* _Work to do_: Copy every line of the entries that includes the word "icon".
* * *
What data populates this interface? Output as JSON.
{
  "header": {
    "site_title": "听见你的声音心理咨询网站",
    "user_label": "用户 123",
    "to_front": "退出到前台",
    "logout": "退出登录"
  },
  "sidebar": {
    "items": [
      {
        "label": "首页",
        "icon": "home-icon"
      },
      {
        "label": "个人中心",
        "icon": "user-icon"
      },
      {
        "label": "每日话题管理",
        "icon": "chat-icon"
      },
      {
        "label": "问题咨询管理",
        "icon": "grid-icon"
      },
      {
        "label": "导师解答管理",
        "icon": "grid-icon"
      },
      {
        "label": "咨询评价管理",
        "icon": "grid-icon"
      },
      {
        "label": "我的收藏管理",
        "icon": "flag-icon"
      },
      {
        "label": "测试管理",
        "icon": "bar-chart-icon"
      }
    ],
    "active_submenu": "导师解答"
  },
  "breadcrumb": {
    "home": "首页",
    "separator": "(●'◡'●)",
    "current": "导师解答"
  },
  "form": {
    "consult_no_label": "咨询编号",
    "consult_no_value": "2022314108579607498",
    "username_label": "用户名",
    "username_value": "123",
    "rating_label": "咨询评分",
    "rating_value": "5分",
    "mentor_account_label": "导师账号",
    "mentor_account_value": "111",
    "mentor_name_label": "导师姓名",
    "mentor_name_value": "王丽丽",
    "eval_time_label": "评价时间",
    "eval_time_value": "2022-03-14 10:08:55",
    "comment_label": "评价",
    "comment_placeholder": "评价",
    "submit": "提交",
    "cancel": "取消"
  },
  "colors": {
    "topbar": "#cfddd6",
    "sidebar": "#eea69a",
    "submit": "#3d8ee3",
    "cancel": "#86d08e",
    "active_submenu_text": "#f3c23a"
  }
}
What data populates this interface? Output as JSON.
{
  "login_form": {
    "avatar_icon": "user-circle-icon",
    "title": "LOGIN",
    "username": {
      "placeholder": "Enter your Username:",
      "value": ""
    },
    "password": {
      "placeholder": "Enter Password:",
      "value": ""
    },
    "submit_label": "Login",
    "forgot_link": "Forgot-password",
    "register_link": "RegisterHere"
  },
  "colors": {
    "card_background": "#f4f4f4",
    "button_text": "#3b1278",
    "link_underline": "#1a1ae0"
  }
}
* * *
* _Solution to the problem_:
        "icon": "home-icon"
        "icon": "user-icon"
        "icon": "chat-icon"
        "icon": "grid-icon"
        "icon": "grid-icon"
        "icon": "grid-icon"
        "icon": "flag-icon"
        "icon": "bar-chart-icon"
    "avatar_icon": "user-circle-icon",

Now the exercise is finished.